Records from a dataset
○ ○ ○

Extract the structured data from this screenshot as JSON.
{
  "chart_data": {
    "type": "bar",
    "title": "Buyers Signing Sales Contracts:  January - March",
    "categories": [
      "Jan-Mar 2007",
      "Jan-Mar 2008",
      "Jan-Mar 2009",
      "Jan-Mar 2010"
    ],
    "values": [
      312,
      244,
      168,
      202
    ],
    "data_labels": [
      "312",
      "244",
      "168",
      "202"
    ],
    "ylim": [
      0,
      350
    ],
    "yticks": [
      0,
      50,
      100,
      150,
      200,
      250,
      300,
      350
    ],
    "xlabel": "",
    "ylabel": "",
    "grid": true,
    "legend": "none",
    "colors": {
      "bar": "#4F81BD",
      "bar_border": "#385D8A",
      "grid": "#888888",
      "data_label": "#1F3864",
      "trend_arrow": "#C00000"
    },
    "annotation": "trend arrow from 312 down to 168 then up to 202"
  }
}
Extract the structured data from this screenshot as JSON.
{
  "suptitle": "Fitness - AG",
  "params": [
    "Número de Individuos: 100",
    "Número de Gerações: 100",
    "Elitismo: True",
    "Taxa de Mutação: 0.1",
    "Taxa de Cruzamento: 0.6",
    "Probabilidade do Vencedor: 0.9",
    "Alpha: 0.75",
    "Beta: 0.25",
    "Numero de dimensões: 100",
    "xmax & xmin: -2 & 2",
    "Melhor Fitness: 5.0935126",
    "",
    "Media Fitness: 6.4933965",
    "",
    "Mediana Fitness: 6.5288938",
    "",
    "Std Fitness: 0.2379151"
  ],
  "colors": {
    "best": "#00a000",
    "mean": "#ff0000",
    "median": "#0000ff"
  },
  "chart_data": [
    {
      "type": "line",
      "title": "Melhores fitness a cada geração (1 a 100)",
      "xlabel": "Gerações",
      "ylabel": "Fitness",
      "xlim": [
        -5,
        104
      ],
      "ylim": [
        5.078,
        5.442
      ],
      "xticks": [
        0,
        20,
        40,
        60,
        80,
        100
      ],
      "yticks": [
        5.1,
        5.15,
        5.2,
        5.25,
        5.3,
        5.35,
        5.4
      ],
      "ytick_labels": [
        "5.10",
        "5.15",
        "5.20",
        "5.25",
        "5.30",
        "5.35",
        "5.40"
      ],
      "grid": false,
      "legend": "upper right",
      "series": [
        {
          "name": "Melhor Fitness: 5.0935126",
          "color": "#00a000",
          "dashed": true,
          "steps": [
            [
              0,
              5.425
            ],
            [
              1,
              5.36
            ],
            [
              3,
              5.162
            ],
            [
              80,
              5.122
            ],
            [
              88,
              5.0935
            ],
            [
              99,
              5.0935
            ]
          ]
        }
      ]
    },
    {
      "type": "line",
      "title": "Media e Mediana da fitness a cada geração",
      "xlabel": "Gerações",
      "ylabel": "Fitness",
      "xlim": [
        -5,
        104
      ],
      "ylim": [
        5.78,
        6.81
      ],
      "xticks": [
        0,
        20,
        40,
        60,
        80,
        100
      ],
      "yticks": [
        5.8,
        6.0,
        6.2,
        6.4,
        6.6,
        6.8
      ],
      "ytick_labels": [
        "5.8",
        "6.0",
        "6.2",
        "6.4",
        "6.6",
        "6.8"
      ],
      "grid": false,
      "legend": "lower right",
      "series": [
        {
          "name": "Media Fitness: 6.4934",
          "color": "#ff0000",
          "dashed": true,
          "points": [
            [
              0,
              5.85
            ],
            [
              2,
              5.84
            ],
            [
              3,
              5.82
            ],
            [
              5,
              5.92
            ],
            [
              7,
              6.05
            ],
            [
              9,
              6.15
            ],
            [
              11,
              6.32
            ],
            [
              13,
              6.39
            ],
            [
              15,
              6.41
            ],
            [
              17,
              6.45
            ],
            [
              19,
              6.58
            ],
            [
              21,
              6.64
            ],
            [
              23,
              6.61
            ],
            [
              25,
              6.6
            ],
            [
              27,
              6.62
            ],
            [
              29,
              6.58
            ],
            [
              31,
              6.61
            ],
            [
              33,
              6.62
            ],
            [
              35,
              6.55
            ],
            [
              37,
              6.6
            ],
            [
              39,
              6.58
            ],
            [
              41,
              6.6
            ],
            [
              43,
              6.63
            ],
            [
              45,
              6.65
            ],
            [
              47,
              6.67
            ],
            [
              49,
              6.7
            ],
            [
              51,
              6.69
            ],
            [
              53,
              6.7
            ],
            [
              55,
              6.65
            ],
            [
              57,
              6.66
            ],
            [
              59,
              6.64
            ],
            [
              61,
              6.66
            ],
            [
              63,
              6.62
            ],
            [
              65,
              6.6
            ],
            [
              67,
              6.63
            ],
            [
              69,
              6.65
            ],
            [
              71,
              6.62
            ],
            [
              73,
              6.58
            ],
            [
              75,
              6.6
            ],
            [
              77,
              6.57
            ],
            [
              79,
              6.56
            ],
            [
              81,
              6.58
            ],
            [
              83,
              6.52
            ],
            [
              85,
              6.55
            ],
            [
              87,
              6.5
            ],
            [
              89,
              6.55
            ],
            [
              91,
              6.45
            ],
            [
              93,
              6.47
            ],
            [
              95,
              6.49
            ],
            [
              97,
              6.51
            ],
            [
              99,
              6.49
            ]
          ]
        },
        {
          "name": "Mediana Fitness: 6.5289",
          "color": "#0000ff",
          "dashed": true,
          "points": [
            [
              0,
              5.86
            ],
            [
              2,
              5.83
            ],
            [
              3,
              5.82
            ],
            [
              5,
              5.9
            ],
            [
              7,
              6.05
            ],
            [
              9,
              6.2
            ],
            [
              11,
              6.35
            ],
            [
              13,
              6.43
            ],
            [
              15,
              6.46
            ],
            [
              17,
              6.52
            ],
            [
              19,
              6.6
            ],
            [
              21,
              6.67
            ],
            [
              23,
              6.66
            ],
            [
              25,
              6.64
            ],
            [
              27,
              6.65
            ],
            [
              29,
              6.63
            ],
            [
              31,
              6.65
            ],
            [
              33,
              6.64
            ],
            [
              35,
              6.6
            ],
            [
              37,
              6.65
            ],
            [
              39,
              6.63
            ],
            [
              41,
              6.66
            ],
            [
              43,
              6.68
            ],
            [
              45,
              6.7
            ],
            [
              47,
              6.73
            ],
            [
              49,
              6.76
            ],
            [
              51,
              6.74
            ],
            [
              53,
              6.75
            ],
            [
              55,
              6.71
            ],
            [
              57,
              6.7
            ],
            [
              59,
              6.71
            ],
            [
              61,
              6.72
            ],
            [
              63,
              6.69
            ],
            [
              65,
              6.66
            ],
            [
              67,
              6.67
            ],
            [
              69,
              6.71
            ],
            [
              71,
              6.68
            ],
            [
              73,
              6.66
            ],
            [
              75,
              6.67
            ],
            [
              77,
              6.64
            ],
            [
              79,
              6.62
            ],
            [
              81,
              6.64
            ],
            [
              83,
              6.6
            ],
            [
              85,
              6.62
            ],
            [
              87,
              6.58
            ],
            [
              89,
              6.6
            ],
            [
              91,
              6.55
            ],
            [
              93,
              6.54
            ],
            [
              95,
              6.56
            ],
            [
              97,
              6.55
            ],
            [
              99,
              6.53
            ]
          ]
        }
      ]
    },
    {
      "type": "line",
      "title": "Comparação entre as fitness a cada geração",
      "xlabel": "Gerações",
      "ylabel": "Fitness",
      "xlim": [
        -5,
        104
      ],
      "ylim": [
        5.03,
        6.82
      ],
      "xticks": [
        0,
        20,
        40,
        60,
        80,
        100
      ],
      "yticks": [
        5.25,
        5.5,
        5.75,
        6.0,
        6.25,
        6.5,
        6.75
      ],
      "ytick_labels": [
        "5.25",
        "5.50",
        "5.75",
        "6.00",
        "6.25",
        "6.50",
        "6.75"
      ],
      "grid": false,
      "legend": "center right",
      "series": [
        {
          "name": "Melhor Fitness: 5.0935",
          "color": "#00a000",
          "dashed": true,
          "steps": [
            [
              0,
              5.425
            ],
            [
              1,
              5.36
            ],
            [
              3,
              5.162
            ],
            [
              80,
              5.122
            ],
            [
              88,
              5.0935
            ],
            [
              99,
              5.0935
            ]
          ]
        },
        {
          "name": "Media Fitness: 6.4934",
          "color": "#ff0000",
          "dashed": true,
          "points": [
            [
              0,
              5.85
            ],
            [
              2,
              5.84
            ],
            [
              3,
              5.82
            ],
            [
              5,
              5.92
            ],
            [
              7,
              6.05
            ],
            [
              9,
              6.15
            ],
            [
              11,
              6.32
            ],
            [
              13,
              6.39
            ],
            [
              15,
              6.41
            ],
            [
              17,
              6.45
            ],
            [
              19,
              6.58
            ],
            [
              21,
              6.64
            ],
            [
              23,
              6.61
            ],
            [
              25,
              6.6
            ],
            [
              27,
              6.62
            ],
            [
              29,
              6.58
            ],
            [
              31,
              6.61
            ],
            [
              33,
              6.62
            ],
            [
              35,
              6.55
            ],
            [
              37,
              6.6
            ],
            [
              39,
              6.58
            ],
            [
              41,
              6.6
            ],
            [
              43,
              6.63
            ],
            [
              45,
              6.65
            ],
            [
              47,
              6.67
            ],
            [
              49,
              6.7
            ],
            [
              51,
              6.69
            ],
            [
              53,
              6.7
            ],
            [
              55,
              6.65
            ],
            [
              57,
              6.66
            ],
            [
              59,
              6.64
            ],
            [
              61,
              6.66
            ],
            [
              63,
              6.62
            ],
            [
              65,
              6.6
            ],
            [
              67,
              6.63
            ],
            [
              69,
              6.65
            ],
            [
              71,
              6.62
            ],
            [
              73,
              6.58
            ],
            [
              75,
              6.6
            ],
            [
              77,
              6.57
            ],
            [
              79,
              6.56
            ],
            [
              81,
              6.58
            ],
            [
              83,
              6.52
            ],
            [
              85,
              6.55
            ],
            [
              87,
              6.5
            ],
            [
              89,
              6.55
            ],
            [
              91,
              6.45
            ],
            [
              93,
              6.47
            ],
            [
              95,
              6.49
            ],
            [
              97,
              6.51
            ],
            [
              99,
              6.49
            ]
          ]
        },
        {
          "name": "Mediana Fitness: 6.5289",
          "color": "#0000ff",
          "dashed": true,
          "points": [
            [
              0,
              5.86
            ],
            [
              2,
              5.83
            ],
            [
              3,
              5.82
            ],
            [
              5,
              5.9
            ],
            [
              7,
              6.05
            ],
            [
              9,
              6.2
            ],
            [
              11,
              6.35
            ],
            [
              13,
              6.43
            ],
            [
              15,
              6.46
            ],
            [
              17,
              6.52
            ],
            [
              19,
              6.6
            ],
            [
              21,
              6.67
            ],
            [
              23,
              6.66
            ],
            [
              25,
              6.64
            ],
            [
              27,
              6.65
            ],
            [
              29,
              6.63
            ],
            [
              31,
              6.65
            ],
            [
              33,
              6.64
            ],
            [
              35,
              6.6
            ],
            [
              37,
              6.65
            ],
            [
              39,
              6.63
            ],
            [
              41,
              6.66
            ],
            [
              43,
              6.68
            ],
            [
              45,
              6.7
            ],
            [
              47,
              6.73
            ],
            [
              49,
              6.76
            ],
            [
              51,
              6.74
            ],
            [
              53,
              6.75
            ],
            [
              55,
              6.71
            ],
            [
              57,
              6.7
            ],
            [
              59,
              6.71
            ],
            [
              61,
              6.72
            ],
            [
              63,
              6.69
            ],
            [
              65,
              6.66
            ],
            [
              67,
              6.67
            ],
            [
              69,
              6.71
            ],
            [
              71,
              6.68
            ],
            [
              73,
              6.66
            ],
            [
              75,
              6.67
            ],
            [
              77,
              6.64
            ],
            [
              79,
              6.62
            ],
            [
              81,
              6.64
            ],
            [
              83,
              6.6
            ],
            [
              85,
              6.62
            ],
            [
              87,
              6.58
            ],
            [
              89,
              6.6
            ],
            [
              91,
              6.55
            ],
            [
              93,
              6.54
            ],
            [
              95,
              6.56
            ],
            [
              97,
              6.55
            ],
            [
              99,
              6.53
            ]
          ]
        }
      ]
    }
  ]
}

○ ○ ○

| Aim of the exercise |
Filter lines by "cada" and return each hit.

| Exercise solution |
      "title": "Melhores fitness a cada geração (1 a 100)",
      "title": "Media e Mediana da fitness a cada geração",
      "title": "Comparação entre as fitness a cada geração",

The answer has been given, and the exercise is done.